Figure record listings
|---|

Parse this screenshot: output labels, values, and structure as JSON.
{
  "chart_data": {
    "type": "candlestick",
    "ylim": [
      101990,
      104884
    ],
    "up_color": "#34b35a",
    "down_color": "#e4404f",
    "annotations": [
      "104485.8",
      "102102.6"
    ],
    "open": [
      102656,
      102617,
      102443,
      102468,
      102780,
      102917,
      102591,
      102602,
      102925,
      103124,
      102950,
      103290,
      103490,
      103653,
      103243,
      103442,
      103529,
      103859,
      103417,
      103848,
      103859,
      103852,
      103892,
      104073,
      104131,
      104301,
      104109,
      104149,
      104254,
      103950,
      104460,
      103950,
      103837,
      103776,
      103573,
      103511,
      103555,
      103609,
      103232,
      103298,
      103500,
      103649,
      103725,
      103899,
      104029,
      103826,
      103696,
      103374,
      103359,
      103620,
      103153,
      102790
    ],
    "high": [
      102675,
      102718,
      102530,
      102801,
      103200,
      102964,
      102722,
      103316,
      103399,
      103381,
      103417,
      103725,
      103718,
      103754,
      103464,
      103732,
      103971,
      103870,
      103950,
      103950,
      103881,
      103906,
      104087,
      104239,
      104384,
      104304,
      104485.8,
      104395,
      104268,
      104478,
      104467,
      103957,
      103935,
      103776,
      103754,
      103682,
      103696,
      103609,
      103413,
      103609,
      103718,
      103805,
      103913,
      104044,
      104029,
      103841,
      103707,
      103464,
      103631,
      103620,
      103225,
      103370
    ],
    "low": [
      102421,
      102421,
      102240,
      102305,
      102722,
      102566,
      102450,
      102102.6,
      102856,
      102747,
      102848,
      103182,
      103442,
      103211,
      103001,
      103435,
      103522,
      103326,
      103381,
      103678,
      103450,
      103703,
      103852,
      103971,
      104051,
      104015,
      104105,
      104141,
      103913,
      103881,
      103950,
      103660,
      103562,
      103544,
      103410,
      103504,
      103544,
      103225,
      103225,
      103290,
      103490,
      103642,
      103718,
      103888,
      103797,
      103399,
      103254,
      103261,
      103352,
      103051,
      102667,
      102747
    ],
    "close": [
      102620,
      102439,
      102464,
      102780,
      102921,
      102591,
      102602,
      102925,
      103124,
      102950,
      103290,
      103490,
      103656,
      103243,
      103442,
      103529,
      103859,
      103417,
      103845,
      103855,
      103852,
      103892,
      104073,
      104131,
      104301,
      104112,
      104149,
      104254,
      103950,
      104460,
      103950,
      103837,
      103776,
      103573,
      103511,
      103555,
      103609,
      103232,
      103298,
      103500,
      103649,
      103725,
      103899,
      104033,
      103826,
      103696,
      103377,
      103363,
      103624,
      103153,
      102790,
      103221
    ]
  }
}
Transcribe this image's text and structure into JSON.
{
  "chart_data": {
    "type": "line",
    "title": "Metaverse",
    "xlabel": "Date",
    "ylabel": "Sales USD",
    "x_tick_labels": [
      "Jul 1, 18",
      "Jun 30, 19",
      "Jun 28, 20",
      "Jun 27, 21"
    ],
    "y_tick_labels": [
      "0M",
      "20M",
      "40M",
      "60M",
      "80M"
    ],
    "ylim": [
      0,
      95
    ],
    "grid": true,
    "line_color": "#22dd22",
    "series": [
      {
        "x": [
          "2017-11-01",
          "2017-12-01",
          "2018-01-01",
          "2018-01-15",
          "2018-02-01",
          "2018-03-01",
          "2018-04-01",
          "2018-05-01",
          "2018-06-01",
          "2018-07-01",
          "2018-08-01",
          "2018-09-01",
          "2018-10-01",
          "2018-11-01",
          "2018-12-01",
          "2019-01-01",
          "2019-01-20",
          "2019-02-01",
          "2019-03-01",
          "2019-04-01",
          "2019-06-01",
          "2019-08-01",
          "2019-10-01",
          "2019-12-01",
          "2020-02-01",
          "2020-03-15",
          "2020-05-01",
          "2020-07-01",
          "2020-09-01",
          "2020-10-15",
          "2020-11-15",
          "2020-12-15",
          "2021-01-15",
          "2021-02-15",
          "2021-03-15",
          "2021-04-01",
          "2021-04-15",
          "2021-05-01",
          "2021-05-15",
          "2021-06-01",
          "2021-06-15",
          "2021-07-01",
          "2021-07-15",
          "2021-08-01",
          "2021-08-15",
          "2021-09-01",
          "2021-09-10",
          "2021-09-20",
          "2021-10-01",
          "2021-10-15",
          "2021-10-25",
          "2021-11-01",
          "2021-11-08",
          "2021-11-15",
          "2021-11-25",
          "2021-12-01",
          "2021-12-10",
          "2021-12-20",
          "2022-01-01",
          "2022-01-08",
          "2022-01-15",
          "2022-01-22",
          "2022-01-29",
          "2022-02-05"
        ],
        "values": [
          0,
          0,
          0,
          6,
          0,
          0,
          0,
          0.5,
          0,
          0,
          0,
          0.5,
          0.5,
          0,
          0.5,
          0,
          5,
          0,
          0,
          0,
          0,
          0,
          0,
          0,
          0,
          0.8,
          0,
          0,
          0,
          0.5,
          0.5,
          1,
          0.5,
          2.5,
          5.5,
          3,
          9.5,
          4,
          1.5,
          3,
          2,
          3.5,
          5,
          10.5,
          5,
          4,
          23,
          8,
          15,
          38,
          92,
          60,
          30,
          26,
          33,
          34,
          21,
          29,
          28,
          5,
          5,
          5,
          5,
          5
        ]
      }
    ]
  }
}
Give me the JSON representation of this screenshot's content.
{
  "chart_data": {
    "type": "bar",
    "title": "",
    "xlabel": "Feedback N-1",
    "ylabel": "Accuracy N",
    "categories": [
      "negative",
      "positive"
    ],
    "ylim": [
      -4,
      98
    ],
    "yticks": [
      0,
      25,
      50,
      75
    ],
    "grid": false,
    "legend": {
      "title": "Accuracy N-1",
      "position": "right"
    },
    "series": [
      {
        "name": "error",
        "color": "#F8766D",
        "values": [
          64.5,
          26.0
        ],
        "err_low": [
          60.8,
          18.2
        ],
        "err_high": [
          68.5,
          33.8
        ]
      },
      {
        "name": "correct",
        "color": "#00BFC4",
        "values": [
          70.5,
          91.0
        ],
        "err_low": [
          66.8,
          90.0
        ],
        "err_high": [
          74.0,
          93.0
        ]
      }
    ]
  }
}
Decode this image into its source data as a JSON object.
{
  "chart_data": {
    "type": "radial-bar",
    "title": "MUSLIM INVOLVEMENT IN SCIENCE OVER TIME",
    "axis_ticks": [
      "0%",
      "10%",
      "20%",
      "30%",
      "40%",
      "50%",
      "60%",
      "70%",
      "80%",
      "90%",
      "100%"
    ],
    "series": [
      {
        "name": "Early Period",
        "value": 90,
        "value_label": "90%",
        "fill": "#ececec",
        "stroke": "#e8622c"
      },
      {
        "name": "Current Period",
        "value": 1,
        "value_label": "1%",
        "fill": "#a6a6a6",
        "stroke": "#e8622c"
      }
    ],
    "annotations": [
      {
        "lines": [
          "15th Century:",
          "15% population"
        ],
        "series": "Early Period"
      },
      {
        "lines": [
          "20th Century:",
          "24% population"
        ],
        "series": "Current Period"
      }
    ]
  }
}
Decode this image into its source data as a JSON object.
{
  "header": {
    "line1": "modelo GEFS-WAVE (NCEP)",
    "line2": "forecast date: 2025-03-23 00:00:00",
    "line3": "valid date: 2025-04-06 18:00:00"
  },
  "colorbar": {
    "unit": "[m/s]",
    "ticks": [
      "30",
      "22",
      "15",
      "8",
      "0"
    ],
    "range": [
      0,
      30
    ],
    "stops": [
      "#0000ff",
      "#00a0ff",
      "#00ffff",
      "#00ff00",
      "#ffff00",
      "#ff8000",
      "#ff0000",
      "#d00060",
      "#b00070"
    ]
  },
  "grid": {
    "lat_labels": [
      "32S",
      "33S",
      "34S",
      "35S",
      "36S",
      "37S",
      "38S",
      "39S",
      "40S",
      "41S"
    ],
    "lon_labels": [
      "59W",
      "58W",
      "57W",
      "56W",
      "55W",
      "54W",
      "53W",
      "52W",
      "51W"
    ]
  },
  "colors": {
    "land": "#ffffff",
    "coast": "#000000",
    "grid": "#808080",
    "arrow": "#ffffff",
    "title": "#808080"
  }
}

|---|

TASK TO CARRY OUT.
Find each line holding the string "Early" and copy it out.

OUTPUT.
        "name": "Early Period",
        "series": "Early Period"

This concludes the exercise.